■ **Your instructions**
In the data, from the line with "toc-leader-dots: [304, 925, 935, 927]" up to and including the line with "toc-label: Technical Notes", rename every "toc-label" to "toc-heading" and copy those lines with nothing else changed.

Image layout annotations

§

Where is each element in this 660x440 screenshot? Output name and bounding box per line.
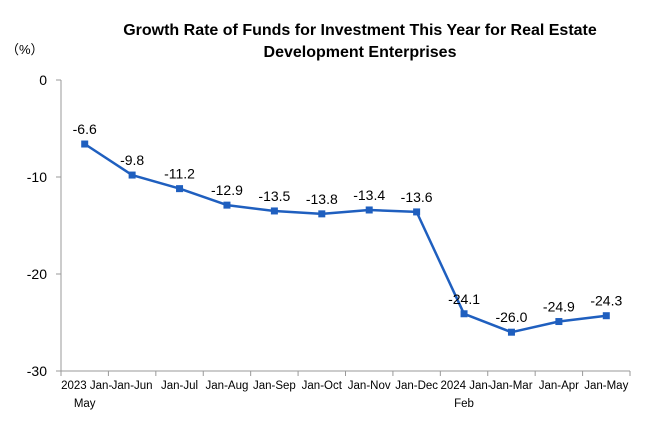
data-label: -11.2 — [164, 166, 195, 182]
data-point — [176, 185, 184, 193]
data-label: -26.0 — [495, 309, 527, 325]
x-tick-label: Jan-May — [584, 380, 628, 392]
x-tick-label: Jan-Sep — [253, 380, 296, 392]
x-tick-label: Feb — [454, 398, 474, 410]
chart-title: Growth Rate of Funds for Investment This… — [60, 20, 660, 64]
x-tick-label: May — [74, 398, 96, 410]
data-label: -13.5 — [258, 188, 290, 204]
x-tick-label: Jan-Apr — [539, 380, 579, 392]
data-point — [270, 207, 278, 215]
y-tick-label: -10 — [27, 169, 47, 185]
data-point — [128, 171, 136, 179]
chart-title-line-1: Growth Rate of Funds for Investment This… — [123, 22, 597, 39]
data-point — [223, 201, 231, 209]
data-label: -12.9 — [211, 182, 243, 198]
x-tick-label: Jan-Aug — [206, 380, 249, 392]
y-axis-unit-label: （%） — [6, 42, 44, 57]
data-point — [507, 328, 515, 336]
data-label: -6.6 — [73, 121, 97, 137]
x-tick-label: 2023 Jan- — [61, 380, 112, 392]
x-tick-label: Jan-Jul — [161, 380, 198, 392]
chart-title-line-2: Development Enterprises — [263, 44, 457, 61]
data-label: -13.8 — [306, 191, 338, 207]
y-tick-label: -30 — [27, 363, 47, 379]
data-point — [460, 310, 468, 318]
data-label: -24.9 — [543, 299, 575, 315]
x-tick-label: Jan-Jun — [112, 380, 153, 392]
x-tick-label: Jan-Mar — [490, 380, 532, 392]
x-tick-label: Jan-Oct — [302, 380, 343, 392]
y-tick-label: 0 — [39, 72, 47, 88]
x-tick-label: Jan-Nov — [348, 380, 391, 392]
data-point — [555, 318, 563, 326]
data-label: -13.4 — [353, 187, 385, 203]
data-label: -24.1 — [448, 291, 480, 307]
data-label: -24.3 — [590, 293, 622, 309]
x-tick-label: 2024 Jan- — [440, 380, 491, 392]
y-tick-label: -20 — [27, 266, 47, 282]
x-tick-label: Jan-Dec — [395, 380, 438, 392]
series-line — [84, 142, 607, 334]
data-point — [365, 206, 373, 214]
data-point — [602, 312, 610, 320]
data-point — [81, 140, 89, 148]
data-label: -13.6 — [401, 189, 433, 205]
data-point — [413, 208, 421, 216]
data-label: -9.8 — [120, 152, 144, 168]
data-point — [318, 210, 326, 218]
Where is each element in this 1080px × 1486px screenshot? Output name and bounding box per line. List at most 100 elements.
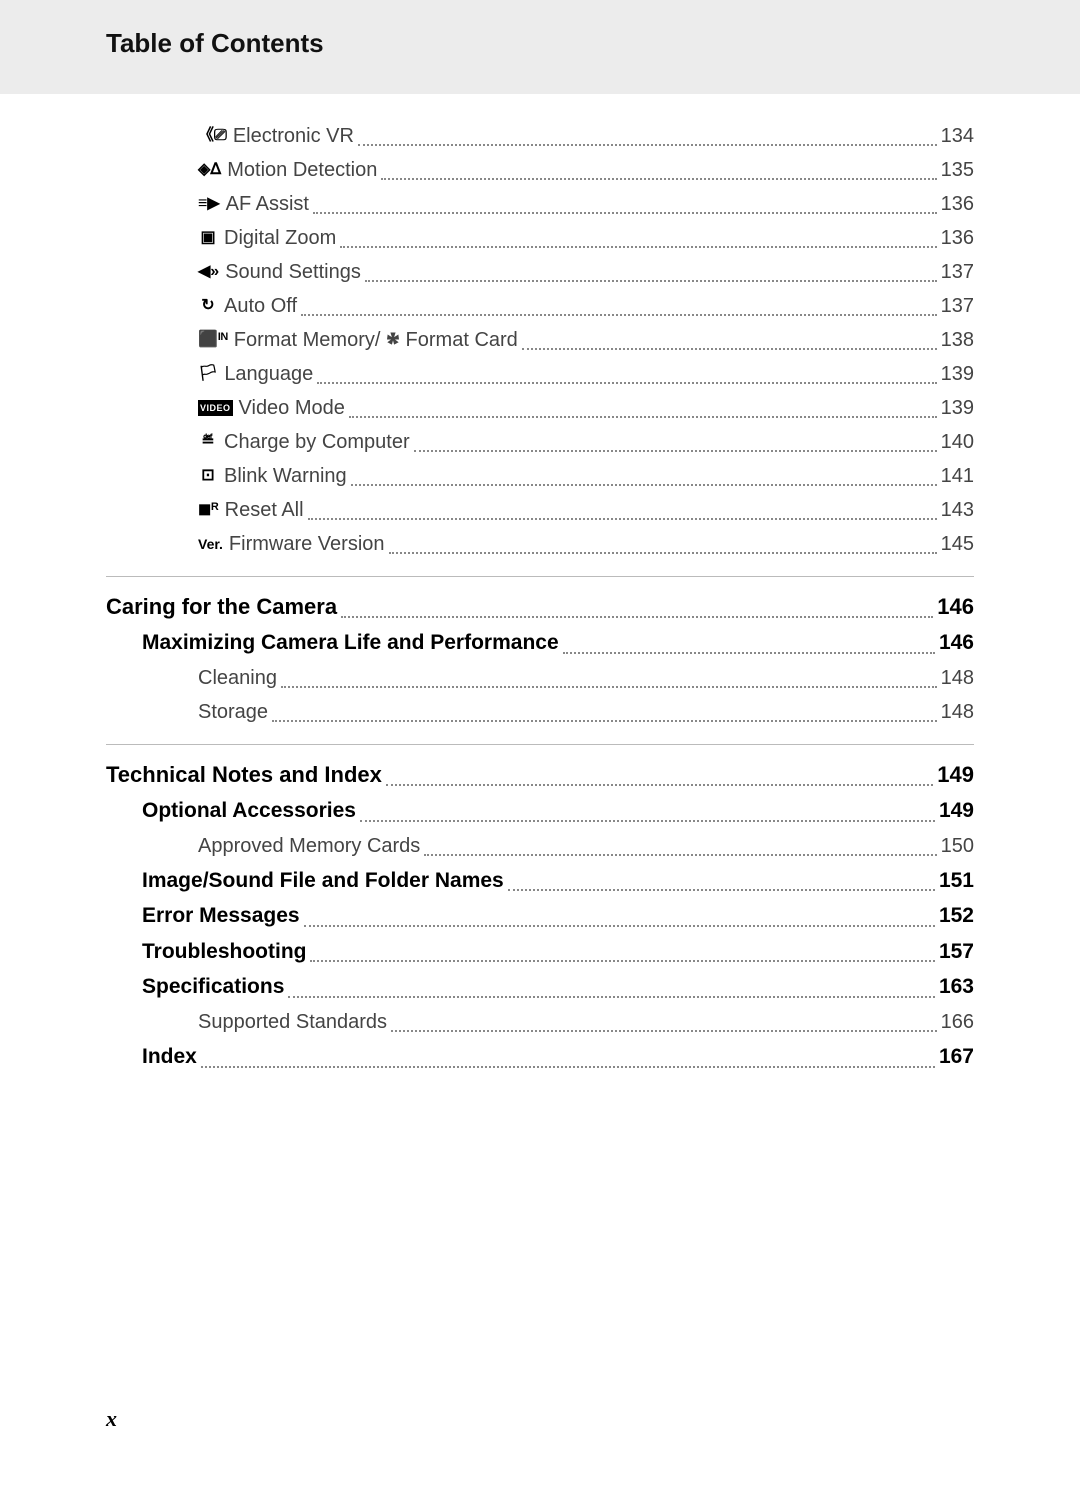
toc-leader-dots: [304, 925, 935, 927]
toc-label: ⊡ Blink Warning: [198, 460, 347, 492]
toc-line[interactable]: Storage 148: [106, 696, 974, 728]
reset-all-icon: ◼ᴿ: [198, 497, 219, 523]
toc-label: Technical Notes and Index: [106, 757, 382, 792]
toc-line[interactable]: Ver. Firmware Version 145: [106, 528, 974, 560]
toc-line[interactable]: ◀» Sound Settings 137: [106, 256, 974, 288]
toc-line[interactable]: ◼ᴿ Reset All 143: [106, 494, 974, 526]
toc-leader-dots: [349, 416, 937, 418]
toc-line[interactable]: Image/Sound File and Folder Names 151: [106, 864, 974, 898]
toc-label: 《⎚ Electronic VR: [198, 120, 354, 152]
toc-leader-dots: [301, 314, 937, 316]
toc-leader-dots: [281, 686, 937, 688]
toc-line[interactable]: Supported Standards166: [106, 1006, 974, 1038]
toc-leader-dots: [308, 518, 937, 520]
toc-page-number: 137: [941, 256, 974, 288]
toc-text: Format Memory/ 🞴 Format Card: [234, 324, 518, 356]
page-number: x: [106, 1406, 117, 1432]
toc-label: ◀» Sound Settings: [198, 256, 361, 288]
toc-line[interactable]: Troubleshooting 157: [106, 935, 974, 969]
toc-text: Charge by Computer: [224, 426, 410, 458]
toc-line[interactable]: Technical Notes and Index 149: [106, 757, 974, 792]
toc-text: Video Mode: [239, 392, 345, 424]
toc-text: AF Assist: [226, 188, 309, 220]
toc-text: Auto Off: [224, 290, 297, 322]
motion-detect-icon: ◈ᐃ: [198, 157, 221, 183]
toc-line[interactable]: Specifications 163: [106, 970, 974, 1004]
toc-line[interactable]: ≝ Charge by Computer 140: [106, 426, 974, 458]
toc-line[interactable]: Error Messages 152: [106, 899, 974, 933]
toc-line[interactable]: ◈ᐃ Motion Detection 135: [106, 154, 974, 186]
toc-line[interactable]: ⊡ Blink Warning 141: [106, 460, 974, 492]
toc-leader-dots: [317, 382, 936, 384]
section-divider: [106, 744, 974, 745]
video-mode-icon: VIDEO: [198, 400, 233, 416]
toc-line[interactable]: Maximizing Camera Life and Performance 1…: [106, 626, 974, 660]
toc-page-number: 135: [941, 154, 974, 186]
toc-line[interactable]: 🏳 Language139: [106, 358, 974, 390]
toc-leader-dots: [360, 820, 935, 822]
toc-page-number: 157: [939, 935, 974, 969]
firmware-icon: Ver.: [198, 533, 223, 555]
toc-leader-dots: [313, 212, 937, 214]
toc-text: Storage: [198, 696, 268, 728]
toc-text: Firmware Version: [229, 528, 385, 560]
toc-leader-dots: [341, 616, 933, 618]
toc-label: Maximizing Camera Life and Performance: [142, 626, 559, 660]
toc-line[interactable]: VIDEO Video Mode 139: [106, 392, 974, 424]
toc-line[interactable]: Caring for the Camera146: [106, 589, 974, 624]
toc-page-number: 148: [941, 696, 974, 728]
toc-text: Digital Zoom: [224, 222, 336, 254]
toc-line[interactable]: ⬛ᴵᴺ Format Memory/ 🞴 Format Card138: [106, 324, 974, 356]
toc-line[interactable]: Optional Accessories 149: [106, 794, 974, 828]
toc-page-number: 145: [941, 528, 974, 560]
toc-leader-dots: [201, 1066, 935, 1068]
toc-page-number: 149: [937, 757, 974, 792]
toc-leader-dots: [386, 784, 933, 786]
toc-line[interactable]: ▣ Digital Zoom136: [106, 222, 974, 254]
toc-label: Error Messages: [142, 899, 300, 933]
toc-label: ≡▶ AF Assist: [198, 188, 309, 220]
toc-text: Specifications: [142, 970, 284, 1004]
toc-page-number: 163: [939, 970, 974, 1004]
toc-line[interactable]: ↻ Auto Off137: [106, 290, 974, 322]
toc-line[interactable]: ≡▶ AF Assist 136: [106, 188, 974, 220]
toc-page-number: 139: [941, 358, 974, 390]
charge-computer-icon: ≝: [198, 429, 218, 455]
toc-page-number: 143: [941, 494, 974, 526]
toc-line[interactable]: Approved Memory Cards 150: [106, 830, 974, 862]
blink-warning-icon: ⊡: [198, 463, 218, 489]
toc-page-number: 146: [939, 626, 974, 660]
toc-page-number: 150: [941, 830, 974, 862]
toc-leader-dots: [358, 144, 937, 146]
toc-page-number: 141: [941, 460, 974, 492]
format-memory-icon: ⬛ᴵᴺ: [198, 327, 228, 353]
toc-label: ◈ᐃ Motion Detection: [198, 154, 377, 186]
toc-line[interactable]: Cleaning148: [106, 662, 974, 694]
toc-line[interactable]: 《⎚ Electronic VR134: [106, 120, 974, 152]
toc-page-number: 149: [939, 794, 974, 828]
header-bar: Table of Contents: [0, 0, 1080, 94]
toc-label: Cleaning: [198, 662, 277, 694]
toc-text: Electronic VR: [233, 120, 354, 152]
toc-leader-dots: [381, 178, 936, 180]
digital-zoom-icon: ▣: [198, 225, 218, 251]
toc-leader-dots: [391, 1030, 937, 1032]
toc-label: ≝ Charge by Computer: [198, 426, 410, 458]
toc-page-number: 151: [939, 864, 974, 898]
toc-text: Cleaning: [198, 662, 277, 694]
toc-text: Reset All: [225, 494, 304, 526]
toc-page-number: 140: [941, 426, 974, 458]
toc-label: VIDEO Video Mode: [198, 392, 345, 424]
toc-page-number: 136: [941, 188, 974, 220]
toc-line[interactable]: Index 167: [106, 1040, 974, 1074]
toc-text: Sound Settings: [225, 256, 361, 288]
toc-text: Blink Warning: [224, 460, 347, 492]
toc-leader-dots: [272, 720, 937, 722]
toc-leader-dots: [563, 652, 935, 654]
toc-label: ▣ Digital Zoom: [198, 222, 336, 254]
toc-label: Specifications: [142, 970, 284, 1004]
toc-page-number: 139: [941, 392, 974, 424]
toc-leader-dots: [414, 450, 937, 452]
toc-label: Image/Sound File and Folder Names: [142, 864, 504, 898]
toc-label: Approved Memory Cards: [198, 830, 420, 862]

§

■ **The output**
toc-leader-dots: [304, 925, 935, 927]
toc-heading: ⊡ Blink Warning: [198, 460, 347, 492]
toc-line[interactable]: Storage 148: [106, 696, 974, 728]
reset-all-icon: ◼ᴿ: [198, 497, 219, 523]
toc-heading: Technical Notes and Index: [106, 757, 382, 792]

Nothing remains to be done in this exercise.